▶
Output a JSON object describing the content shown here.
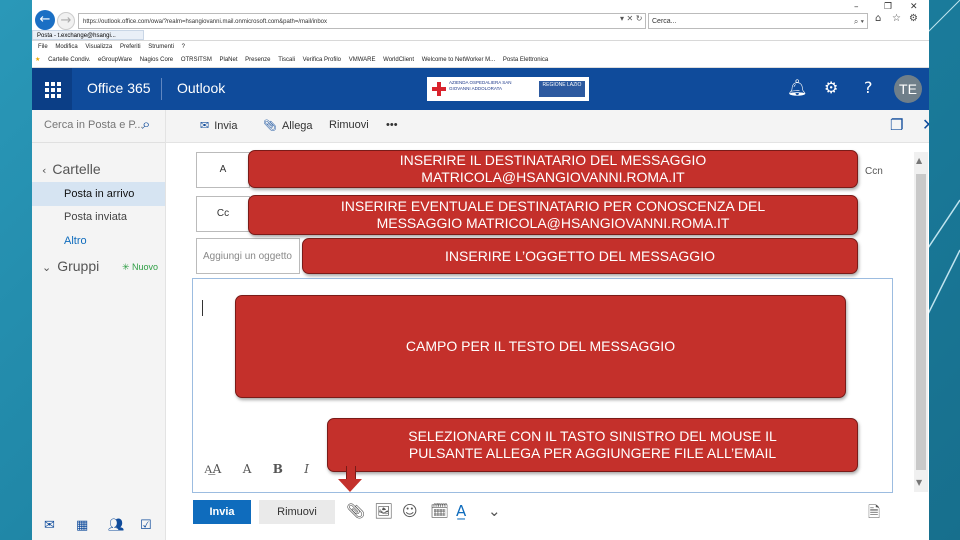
{
  "browser": {
    "url": "https://outlook.office.com/owa/?realm=hsangiovanni.mail.onmicrosoft.com&path=/mail/inbox",
    "search_placeholder": "Cerca...",
    "tab_title": "Posta - t.exchange@hsangi...",
    "menu": [
      "File",
      "Modifica",
      "Visualizza",
      "Preferiti",
      "Strumenti",
      "?"
    ],
    "favorites": [
      "Cartelle Condiv.",
      "eGroupWare",
      "Nagios Core",
      "OTRSITSM",
      "PlaNet",
      "Presenze",
      "Tiscali",
      "Verifica Profilo",
      "VMWARE",
      "WorldClient",
      "Welcome to NetWorker M...",
      "Posta Elettronica"
    ]
  },
  "suite": {
    "product": "Office 365",
    "app": "Outlook",
    "logo_text": "AZIENDA OSPEDALIERA SAN GIOVANNI ADDOLORATA",
    "logo_region": "REGIONE LAZIO",
    "avatar_initials": "TE"
  },
  "nav": {
    "search_placeholder": "Cerca in Posta e P...",
    "folders_header": "Cartelle",
    "items": [
      "Posta in arrivo",
      "Posta inviata",
      "Altro"
    ],
    "groups_header": "Gruppi",
    "new_label": "Nuovo"
  },
  "compose": {
    "send": "Invia",
    "attach": "Allega",
    "discard": "Rimuovi",
    "more": "•••",
    "to_label": "A",
    "cc_label": "Cc",
    "bcc_label": "Ccn",
    "subject_placeholder": "Aggiungi un oggetto",
    "send_bottom": "Invia",
    "discard_bottom": "Rimuovi"
  },
  "callouts": {
    "to": [
      "INSERIRE IL DESTINATARIO DEL MESSAGGIO",
      "MATRICOLA@HSANGIOVANNI.ROMA.IT"
    ],
    "cc": [
      "INSERIRE EVENTUALE DESTINATARIO PER CONOSCENZA DEL",
      "MESSAGGIO MATRICOLA@HSANGIOVANNI.ROMA.IT"
    ],
    "subject": "INSERIRE L’OGGETTO DEL MESSAGGIO",
    "body": "CAMPO PER IL TESTO DEL MESSAGGIO",
    "attach": [
      "SELEZIONARE CON IL TASTO SINISTRO DEL MOUSE IL",
      "PULSANTE ALLEGA PER AGGIUNGERE FILE ALL’EMAIL"
    ]
  },
  "colors": {
    "suite_bar": "#0f4b9b",
    "callout": "#c4302b",
    "send_button": "#0f6cbd",
    "slide_bg": "#1f87a8"
  }
}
◀
Reproduce every record above exactly, but leave out the pictures.

#### WORKED SOLUTION:
Output a JSON object describing the content shown here.
{
  "browser": {
    "url": "https://outlook.office.com/owa/?realm=hsangiovanni.mail.onmicrosoft.com&path=/mail/inbox",
    "search_placeholder": "Cerca...",
    "tab_title": "Posta - t.exchange@hsangi...",
    "menu": [
      "File",
      "Modifica",
      "Visualizza",
      "Preferiti",
      "Strumenti",
      "?"
    ],
    "favorites": [
      "Cartelle Condiv.",
      "eGroupWare",
      "Nagios Core",
      "OTRSITSM",
      "PlaNet",
      "Presenze",
      "Tiscali",
      "Verifica Profilo",
      "VMWARE",
      "WorldClient",
      "Welcome to NetWorker M...",
      "Posta Elettronica"
    ]
  },
  "suite": {
    "product": "Office 365",
    "app": "Outlook",
    "logo_text": "AZIENDA OSPEDALIERA SAN GIOVANNI ADDOLORATA",
    "logo_region": "REGIONE LAZIO",
    "avatar_initials": "TE"
  },
  "nav": {
    "search_placeholder": "Cerca in Posta e P...",
    "folders_header": "Cartelle",
    "items": [
      "Posta in arrivo",
      "Posta inviata",
      "Altro"
    ],
    "groups_header": "Gruppi",
    "new_label": "Nuovo"
  },
  "compose": {
    "send": "Invia",
    "attach": "Allega",
    "discard": "Rimuovi",
    "more": "•••",
    "to_label": "A",
    "cc_label": "Cc",
    "bcc_label": "Ccn",
    "subject_placeholder": "Aggiungi un oggetto",
    "send_bottom": "Invia",
    "discard_bottom": "Rimuovi"
  },
  "callouts": {
    "to": [
      "INSERIRE IL DESTINATARIO DEL MESSAGGIO",
      "MATRICOLA@HSANGIOVANNI.ROMA.IT"
    ],
    "cc": [
      "INSERIRE EVENTUALE DESTINATARIO PER CONOSCENZA DEL",
      "MESSAGGIO MATRICOLA@HSANGIOVANNI.ROMA.IT"
    ],
    "subject": "INSERIRE L’OGGETTO DEL MESSAGGIO",
    "body": "CAMPO PER IL TESTO DEL MESSAGGIO",
    "attach": [
      "SELEZIONARE CON IL TASTO SINISTRO DEL MOUSE IL",
      "PULSANTE ALLEGA PER AGGIUNGERE FILE ALL’EMAIL"
    ]
  },
  "colors": {
    "suite_bar": "#0f4b9b",
    "callout": "#c4302b",
    "send_button": "#0f6cbd",
    "slide_bg": "#1f87a8"
  }
}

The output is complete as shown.